AIM: In the entries below, count every line with the word "JSON". Return only the count.

>> Start SOURCE DATA

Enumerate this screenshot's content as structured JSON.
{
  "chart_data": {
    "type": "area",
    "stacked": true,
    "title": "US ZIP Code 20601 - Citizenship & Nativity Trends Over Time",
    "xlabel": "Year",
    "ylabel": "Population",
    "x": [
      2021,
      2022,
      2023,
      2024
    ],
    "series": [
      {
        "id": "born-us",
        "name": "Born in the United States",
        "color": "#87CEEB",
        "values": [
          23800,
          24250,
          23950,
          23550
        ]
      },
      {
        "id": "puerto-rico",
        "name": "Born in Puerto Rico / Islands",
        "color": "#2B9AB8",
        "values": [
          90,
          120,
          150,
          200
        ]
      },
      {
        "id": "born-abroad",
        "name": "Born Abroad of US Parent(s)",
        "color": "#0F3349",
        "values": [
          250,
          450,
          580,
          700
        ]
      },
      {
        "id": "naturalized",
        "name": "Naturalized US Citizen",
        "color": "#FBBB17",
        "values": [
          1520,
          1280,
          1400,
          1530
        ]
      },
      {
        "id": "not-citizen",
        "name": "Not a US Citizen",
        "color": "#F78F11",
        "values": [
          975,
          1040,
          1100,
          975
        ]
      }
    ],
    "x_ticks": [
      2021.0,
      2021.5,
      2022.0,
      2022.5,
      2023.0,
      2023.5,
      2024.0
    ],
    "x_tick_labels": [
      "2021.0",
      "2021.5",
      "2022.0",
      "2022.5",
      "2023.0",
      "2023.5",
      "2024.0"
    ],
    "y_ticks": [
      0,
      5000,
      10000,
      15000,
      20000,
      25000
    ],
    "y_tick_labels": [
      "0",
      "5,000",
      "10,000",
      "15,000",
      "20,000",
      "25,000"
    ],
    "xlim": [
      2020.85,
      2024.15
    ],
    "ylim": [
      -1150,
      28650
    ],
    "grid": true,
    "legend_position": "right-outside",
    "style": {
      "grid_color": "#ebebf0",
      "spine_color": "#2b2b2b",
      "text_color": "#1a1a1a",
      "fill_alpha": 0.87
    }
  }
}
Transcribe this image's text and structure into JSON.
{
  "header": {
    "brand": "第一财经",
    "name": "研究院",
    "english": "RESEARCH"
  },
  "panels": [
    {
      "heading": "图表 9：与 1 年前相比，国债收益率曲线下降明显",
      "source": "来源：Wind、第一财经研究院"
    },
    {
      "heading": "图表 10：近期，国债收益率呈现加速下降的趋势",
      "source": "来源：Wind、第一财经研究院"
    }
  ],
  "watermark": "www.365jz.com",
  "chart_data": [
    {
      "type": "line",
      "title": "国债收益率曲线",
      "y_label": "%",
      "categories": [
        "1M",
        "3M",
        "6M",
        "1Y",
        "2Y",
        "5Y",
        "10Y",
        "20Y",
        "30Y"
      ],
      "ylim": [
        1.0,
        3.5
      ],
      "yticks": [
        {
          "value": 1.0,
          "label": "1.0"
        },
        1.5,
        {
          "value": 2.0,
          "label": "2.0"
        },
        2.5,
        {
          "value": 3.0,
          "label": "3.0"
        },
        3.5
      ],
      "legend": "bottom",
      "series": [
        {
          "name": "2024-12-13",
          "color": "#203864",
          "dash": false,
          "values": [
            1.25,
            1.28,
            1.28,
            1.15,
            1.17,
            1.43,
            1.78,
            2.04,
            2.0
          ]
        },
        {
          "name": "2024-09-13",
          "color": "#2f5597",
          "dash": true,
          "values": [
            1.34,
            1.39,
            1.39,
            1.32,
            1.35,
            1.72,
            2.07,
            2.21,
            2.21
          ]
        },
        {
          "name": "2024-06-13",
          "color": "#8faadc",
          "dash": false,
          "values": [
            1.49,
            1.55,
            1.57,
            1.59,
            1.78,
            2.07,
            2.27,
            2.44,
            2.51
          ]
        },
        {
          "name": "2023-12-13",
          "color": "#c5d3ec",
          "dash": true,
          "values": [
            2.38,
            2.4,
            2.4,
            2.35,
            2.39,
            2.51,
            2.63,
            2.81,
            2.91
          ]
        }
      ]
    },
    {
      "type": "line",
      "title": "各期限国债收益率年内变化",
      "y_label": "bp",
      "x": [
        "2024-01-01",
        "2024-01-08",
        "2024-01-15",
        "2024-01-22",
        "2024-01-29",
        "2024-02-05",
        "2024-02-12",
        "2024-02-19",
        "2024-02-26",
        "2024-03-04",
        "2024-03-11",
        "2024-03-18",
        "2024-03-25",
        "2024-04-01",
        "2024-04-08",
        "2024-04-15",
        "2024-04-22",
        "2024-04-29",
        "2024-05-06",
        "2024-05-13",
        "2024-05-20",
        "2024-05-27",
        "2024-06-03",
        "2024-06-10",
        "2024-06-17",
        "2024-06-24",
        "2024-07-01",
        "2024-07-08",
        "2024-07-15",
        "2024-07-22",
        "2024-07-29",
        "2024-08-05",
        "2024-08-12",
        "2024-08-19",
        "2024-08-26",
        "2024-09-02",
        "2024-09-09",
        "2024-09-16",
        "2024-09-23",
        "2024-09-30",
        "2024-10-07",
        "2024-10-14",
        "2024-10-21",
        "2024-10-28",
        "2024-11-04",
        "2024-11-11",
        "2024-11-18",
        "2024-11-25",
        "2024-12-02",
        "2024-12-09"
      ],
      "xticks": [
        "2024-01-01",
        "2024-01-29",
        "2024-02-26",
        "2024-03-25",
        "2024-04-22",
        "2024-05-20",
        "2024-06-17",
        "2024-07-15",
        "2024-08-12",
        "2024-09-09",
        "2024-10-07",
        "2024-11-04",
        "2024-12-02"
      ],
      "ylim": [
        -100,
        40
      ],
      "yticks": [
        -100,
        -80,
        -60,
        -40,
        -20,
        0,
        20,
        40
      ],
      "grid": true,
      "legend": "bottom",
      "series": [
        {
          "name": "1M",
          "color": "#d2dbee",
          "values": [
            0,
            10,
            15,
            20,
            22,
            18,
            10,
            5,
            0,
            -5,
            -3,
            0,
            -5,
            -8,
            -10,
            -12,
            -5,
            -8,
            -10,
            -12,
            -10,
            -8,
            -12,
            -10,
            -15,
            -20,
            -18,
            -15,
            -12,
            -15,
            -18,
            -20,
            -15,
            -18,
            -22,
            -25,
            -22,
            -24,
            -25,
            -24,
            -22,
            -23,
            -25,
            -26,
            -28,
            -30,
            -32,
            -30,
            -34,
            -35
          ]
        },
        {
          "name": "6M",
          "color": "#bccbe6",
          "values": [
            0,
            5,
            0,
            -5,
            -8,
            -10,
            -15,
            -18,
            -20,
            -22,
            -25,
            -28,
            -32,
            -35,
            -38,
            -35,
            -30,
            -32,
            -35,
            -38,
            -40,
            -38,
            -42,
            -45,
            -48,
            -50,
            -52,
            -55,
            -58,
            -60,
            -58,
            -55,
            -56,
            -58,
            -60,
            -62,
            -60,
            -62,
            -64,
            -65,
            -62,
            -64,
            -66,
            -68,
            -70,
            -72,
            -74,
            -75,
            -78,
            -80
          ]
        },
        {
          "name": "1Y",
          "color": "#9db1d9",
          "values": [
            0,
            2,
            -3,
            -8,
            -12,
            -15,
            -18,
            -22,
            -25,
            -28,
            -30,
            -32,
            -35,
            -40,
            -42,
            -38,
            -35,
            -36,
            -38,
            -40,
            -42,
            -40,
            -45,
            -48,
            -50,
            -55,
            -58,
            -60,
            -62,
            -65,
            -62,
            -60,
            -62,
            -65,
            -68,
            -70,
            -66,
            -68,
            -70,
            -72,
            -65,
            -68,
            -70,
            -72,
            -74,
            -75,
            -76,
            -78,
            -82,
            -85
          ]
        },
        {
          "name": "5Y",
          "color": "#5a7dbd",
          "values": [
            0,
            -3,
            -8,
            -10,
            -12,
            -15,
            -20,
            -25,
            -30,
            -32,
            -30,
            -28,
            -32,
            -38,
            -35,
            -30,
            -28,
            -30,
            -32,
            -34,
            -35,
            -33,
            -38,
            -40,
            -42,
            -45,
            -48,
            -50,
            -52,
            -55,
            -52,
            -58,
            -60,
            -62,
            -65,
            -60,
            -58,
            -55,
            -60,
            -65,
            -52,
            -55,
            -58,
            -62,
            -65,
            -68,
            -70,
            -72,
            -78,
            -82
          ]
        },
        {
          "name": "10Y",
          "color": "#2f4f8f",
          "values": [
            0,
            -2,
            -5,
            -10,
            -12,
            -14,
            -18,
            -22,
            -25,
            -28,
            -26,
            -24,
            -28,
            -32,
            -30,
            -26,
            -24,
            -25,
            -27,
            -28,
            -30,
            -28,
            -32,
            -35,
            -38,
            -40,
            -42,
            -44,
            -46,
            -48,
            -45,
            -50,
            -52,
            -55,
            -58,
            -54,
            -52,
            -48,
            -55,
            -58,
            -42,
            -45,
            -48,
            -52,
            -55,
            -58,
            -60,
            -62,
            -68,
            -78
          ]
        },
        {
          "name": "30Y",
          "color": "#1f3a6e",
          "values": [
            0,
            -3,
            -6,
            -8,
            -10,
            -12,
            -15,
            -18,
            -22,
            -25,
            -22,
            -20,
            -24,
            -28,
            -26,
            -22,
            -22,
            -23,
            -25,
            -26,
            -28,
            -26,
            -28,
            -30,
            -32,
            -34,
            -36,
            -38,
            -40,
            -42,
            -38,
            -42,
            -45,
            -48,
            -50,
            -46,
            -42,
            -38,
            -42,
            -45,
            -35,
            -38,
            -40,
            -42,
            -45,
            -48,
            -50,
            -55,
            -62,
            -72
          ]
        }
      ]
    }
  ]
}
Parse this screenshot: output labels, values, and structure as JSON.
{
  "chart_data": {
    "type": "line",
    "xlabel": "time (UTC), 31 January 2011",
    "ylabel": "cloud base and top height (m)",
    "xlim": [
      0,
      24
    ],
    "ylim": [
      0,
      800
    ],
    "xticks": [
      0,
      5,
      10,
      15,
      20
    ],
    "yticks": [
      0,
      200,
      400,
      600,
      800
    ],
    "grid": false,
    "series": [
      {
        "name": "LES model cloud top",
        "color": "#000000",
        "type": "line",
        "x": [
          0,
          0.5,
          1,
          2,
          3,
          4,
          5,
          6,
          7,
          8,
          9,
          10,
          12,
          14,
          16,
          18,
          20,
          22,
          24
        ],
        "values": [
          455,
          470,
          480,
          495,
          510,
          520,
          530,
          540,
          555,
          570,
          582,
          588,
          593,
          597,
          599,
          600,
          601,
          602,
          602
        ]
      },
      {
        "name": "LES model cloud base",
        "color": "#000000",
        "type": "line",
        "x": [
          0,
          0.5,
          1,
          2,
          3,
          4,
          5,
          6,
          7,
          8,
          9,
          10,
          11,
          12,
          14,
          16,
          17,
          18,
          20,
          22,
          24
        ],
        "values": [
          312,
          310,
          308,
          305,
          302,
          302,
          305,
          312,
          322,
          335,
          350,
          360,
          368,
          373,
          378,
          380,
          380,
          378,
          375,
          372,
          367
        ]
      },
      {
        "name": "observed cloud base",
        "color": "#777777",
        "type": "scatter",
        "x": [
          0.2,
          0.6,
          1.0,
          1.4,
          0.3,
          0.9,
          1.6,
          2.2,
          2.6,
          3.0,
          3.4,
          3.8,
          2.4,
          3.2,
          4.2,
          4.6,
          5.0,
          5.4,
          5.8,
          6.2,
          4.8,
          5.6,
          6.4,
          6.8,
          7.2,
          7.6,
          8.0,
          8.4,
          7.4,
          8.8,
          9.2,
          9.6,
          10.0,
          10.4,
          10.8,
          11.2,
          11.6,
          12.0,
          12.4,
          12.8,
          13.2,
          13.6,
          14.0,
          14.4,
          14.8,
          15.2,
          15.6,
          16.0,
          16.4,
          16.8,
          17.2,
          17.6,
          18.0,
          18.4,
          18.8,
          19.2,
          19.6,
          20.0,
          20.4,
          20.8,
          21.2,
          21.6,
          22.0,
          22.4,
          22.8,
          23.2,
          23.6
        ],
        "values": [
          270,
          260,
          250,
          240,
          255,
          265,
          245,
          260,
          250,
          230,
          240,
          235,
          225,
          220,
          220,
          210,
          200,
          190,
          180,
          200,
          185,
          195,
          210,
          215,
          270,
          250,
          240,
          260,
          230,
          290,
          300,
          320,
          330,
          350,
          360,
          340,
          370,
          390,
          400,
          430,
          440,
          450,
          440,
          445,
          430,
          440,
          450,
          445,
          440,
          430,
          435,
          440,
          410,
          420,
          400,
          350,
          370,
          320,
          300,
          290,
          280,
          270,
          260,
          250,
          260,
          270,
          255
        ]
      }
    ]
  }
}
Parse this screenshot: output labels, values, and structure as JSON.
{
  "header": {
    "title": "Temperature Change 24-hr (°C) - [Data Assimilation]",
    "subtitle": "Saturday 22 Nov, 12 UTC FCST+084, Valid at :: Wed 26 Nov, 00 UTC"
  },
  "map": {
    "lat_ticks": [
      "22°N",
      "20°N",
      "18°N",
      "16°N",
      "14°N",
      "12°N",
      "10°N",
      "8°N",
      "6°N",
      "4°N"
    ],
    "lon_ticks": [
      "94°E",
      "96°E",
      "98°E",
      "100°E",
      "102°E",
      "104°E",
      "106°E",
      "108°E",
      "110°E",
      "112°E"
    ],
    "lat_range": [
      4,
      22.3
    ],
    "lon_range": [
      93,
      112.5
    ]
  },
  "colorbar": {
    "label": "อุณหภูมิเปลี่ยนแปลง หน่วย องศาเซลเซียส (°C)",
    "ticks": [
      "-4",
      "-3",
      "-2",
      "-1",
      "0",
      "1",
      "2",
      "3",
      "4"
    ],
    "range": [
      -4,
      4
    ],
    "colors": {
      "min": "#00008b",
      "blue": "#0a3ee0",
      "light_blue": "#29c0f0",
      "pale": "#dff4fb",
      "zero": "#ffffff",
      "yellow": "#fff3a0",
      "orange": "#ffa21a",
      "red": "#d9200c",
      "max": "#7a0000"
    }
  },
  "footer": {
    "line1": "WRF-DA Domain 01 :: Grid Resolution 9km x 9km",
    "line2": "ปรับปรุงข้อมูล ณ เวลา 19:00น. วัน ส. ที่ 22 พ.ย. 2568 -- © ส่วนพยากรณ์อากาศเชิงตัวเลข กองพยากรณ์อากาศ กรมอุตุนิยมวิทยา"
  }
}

>> End SOURCE DATA

CORRECT RESPONSE: 4